▶ _What you will do_:
Read the lines below. Copy out any that hold the string "document".

▶ _Source material_:
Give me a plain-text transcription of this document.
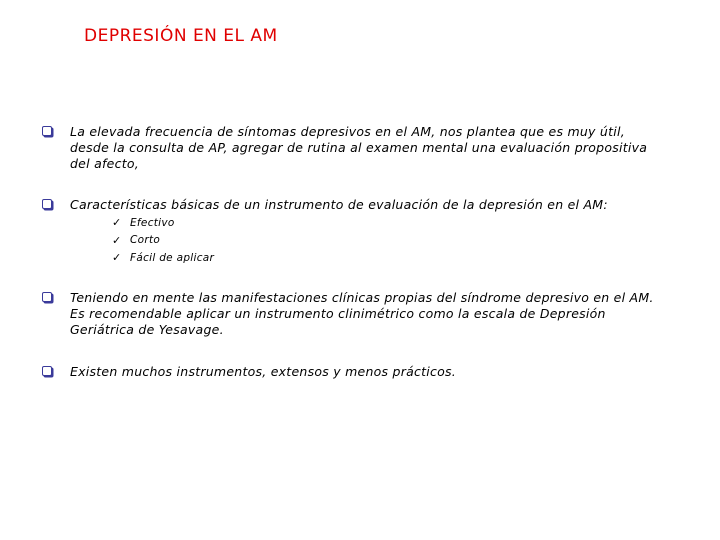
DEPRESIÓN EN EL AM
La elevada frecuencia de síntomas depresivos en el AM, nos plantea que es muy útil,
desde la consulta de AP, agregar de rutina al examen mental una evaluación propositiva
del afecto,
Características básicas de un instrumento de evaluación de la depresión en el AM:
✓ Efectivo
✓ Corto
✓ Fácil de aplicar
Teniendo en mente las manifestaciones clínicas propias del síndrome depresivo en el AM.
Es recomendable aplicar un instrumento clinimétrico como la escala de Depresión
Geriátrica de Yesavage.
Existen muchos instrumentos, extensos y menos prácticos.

---

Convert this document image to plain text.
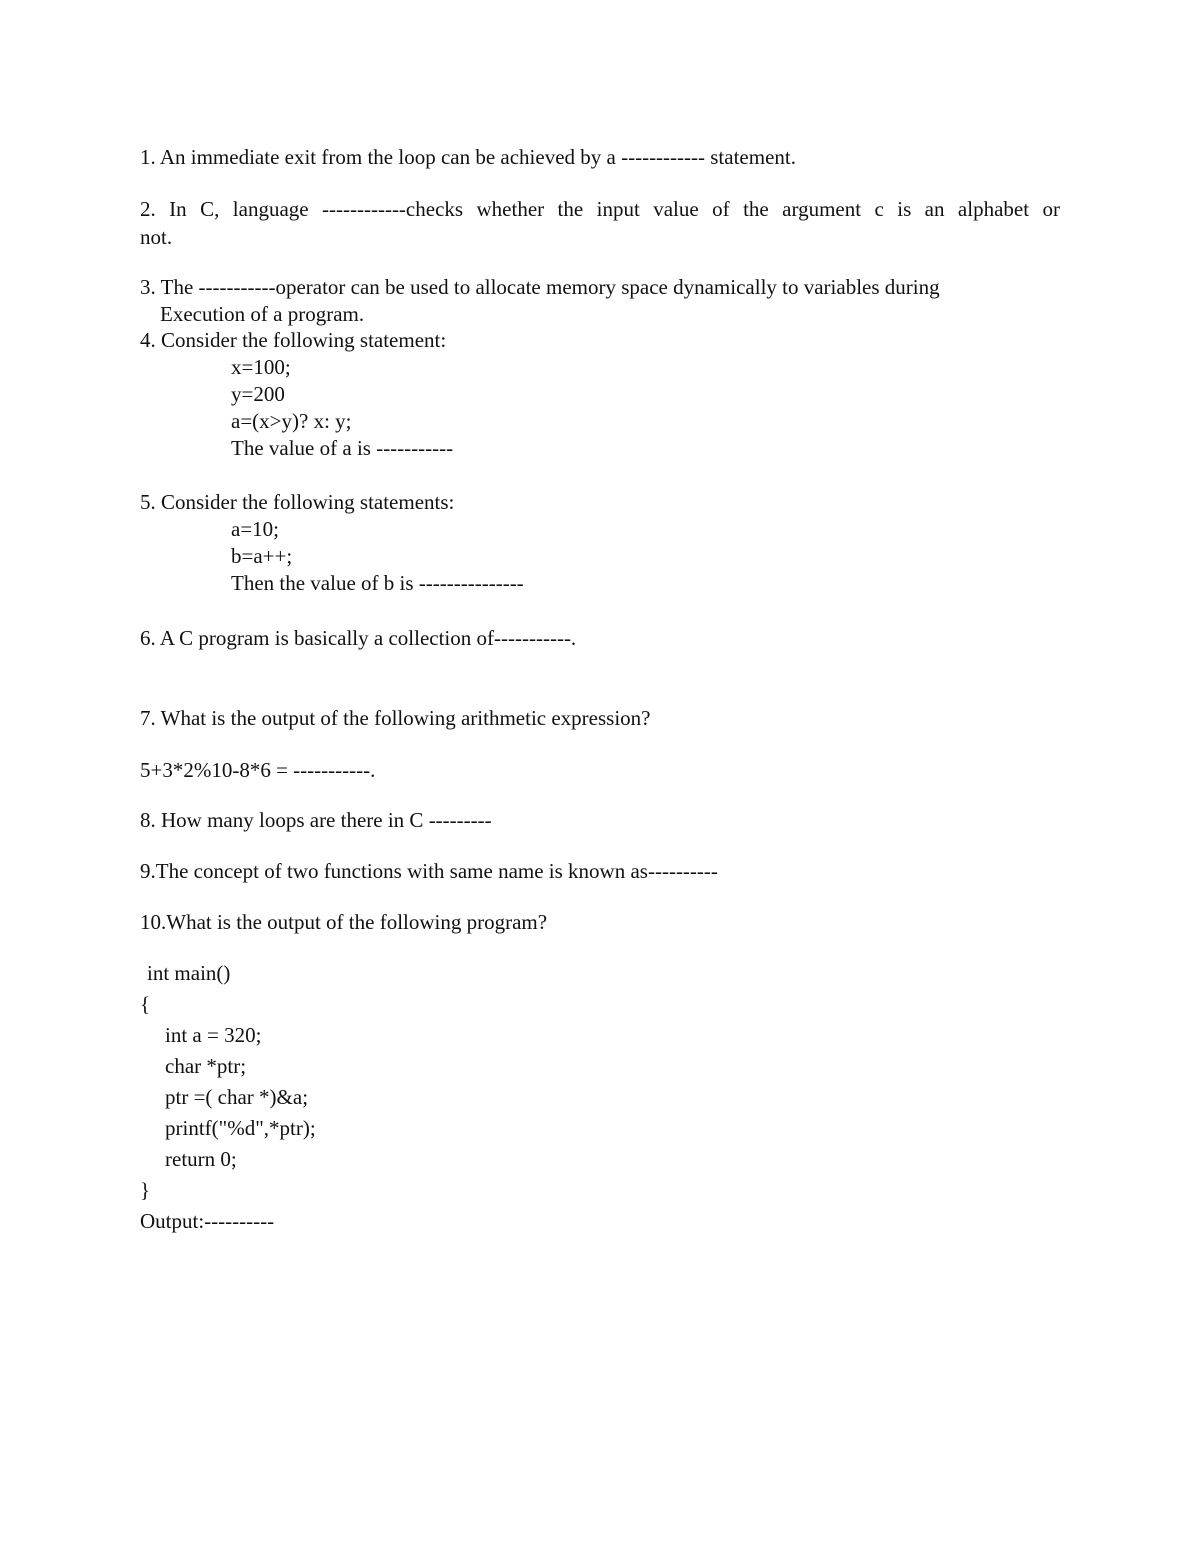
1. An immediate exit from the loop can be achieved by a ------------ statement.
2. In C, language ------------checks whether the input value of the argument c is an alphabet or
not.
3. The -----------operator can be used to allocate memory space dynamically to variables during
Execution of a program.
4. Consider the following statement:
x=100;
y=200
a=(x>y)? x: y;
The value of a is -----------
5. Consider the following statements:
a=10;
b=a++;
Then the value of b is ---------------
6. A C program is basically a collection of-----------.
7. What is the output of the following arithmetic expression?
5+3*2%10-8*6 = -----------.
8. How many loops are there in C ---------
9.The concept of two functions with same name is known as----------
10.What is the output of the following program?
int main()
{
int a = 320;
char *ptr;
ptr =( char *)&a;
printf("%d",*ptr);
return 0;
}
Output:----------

▶ _Result of the task_:
Give me a plain-text transcription of this document.
Convert this document image to plain text.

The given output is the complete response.